╭──

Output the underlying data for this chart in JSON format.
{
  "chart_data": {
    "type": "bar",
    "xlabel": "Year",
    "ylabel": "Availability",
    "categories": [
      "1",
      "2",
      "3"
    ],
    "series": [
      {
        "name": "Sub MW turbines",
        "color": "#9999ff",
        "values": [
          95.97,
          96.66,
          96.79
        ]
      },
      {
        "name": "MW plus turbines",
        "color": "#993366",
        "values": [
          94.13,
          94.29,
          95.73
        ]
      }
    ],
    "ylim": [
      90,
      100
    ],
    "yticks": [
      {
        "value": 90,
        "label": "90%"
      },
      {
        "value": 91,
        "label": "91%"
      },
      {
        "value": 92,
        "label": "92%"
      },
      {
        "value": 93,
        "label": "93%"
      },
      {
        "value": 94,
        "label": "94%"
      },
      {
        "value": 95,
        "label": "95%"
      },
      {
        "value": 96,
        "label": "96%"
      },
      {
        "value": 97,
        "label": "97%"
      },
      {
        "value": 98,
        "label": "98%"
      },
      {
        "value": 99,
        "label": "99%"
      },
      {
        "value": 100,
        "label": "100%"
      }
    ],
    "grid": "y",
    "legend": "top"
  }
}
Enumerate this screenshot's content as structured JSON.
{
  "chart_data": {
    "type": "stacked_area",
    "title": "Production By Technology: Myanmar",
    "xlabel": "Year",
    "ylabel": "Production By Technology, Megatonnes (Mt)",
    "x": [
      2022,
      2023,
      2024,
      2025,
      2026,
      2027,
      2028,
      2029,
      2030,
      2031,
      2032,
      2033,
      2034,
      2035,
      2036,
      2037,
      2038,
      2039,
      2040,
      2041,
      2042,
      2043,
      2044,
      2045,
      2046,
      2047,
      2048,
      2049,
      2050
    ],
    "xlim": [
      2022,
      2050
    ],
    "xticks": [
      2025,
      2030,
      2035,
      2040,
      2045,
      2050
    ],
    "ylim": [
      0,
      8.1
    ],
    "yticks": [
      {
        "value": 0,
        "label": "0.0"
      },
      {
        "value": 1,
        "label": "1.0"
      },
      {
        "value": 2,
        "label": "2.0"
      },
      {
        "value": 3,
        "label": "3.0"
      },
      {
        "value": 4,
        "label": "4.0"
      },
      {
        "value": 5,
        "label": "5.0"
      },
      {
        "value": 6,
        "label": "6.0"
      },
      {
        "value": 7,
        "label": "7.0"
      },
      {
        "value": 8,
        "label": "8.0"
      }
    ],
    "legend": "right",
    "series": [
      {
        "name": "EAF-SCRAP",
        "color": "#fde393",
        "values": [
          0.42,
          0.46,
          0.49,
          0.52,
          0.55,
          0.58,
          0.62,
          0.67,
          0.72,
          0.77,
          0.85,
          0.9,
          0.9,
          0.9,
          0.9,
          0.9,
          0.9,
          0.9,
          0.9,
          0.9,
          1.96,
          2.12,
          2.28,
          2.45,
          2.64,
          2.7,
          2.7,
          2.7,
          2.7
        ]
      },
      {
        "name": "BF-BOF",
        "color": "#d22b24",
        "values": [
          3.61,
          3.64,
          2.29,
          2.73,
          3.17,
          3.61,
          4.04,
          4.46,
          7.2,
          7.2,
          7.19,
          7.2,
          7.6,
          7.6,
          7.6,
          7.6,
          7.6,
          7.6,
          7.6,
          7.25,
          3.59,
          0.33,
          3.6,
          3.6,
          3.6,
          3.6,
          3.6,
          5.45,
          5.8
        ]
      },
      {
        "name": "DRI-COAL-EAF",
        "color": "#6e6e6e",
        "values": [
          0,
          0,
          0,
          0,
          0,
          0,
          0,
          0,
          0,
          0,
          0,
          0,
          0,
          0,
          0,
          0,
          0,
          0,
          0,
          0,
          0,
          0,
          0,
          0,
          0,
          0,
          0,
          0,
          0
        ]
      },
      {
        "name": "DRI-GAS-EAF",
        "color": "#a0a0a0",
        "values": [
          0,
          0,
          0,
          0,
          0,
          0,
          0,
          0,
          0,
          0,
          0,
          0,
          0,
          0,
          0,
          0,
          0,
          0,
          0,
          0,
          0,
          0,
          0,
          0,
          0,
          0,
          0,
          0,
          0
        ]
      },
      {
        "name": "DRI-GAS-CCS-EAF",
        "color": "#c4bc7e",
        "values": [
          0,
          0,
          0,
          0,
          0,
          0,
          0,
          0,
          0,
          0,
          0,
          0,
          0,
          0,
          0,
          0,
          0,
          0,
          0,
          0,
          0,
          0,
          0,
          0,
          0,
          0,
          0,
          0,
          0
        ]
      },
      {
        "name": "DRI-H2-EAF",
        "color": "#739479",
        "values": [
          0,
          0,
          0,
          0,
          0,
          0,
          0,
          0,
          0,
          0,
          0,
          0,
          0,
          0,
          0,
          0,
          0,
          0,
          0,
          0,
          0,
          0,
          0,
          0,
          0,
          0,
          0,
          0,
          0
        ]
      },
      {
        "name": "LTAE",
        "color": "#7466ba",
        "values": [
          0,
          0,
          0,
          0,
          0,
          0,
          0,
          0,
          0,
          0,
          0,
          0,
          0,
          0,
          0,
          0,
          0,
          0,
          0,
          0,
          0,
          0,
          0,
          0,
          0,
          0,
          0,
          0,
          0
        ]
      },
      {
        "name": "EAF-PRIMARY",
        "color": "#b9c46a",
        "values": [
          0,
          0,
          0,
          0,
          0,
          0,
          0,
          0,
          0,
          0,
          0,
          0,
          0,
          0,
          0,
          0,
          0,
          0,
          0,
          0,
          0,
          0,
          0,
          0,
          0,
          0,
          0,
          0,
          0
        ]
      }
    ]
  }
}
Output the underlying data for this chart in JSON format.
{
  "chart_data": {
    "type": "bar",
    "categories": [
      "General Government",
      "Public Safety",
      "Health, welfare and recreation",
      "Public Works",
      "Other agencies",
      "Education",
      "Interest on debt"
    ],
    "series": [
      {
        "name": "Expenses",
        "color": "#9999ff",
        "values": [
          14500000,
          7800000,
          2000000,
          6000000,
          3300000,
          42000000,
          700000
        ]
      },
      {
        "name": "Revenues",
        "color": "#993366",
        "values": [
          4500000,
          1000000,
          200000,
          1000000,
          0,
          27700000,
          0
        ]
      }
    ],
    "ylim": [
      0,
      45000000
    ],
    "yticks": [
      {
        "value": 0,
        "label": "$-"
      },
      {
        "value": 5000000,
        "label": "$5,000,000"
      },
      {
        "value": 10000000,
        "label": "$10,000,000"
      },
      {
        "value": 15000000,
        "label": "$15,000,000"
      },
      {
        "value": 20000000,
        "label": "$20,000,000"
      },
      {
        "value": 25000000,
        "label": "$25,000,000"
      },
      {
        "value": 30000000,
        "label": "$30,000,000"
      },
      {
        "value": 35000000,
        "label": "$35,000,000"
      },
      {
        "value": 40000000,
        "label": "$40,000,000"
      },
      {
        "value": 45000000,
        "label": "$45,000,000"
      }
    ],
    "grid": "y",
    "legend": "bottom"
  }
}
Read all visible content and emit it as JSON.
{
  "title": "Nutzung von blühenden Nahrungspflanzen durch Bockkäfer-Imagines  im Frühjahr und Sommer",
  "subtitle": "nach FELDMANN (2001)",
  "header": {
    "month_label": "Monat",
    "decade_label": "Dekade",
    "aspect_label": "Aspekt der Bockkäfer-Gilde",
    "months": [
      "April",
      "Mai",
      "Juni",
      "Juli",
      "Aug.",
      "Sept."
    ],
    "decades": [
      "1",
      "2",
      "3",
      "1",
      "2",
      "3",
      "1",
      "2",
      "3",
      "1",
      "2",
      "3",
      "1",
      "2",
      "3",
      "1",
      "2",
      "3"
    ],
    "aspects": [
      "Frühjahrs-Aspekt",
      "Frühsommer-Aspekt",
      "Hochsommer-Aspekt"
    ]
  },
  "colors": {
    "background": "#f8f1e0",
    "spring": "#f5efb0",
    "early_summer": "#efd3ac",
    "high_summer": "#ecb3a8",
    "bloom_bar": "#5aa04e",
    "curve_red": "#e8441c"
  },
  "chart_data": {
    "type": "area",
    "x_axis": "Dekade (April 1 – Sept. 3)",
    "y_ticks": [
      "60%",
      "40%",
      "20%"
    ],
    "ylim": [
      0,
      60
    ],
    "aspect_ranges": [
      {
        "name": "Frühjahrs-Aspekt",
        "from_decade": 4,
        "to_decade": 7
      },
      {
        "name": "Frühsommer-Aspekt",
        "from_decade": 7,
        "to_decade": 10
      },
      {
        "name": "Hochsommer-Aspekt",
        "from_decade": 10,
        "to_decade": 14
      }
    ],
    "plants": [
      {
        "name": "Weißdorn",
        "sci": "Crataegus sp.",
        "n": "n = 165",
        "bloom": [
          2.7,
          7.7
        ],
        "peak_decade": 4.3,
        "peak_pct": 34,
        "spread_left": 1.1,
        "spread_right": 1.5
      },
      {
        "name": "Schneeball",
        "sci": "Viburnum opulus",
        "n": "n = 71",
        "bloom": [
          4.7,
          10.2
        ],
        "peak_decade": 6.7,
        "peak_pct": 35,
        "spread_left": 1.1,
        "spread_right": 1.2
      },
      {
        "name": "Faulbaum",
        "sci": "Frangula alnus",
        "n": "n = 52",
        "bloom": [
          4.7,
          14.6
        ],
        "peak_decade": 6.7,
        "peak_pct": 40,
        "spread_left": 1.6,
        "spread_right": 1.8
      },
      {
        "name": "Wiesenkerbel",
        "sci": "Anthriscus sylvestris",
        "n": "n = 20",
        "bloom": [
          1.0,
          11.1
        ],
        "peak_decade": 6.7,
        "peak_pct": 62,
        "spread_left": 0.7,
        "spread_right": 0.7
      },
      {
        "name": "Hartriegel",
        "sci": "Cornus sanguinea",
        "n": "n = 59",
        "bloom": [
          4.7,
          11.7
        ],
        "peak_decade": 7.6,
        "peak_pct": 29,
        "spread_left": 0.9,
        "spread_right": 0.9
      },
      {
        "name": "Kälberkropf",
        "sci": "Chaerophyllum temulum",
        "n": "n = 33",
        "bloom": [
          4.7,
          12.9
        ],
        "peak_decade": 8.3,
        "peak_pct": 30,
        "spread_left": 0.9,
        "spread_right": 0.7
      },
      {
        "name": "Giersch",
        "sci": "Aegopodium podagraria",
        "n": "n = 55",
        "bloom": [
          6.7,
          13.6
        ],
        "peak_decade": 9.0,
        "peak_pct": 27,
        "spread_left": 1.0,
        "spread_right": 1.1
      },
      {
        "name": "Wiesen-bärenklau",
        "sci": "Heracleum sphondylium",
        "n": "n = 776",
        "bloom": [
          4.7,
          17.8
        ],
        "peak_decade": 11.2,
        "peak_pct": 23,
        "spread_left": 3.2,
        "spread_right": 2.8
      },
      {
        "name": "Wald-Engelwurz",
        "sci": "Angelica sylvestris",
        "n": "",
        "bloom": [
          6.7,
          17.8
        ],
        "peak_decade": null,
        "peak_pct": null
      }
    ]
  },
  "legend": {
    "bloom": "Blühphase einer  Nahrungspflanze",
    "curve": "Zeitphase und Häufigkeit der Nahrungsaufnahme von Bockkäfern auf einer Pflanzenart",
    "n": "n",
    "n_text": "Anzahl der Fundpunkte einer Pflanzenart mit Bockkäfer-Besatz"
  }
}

╰──

Exercise brief: Search the material above for "JSON". Pull out each line where it shows up.

Written solution:
Output the underlying data for this chart in JSON format.
Enumerate this screenshot's content as structured JSON.
Output the underlying data for this chart in JSON format.
Read all visible content and emit it as JSON.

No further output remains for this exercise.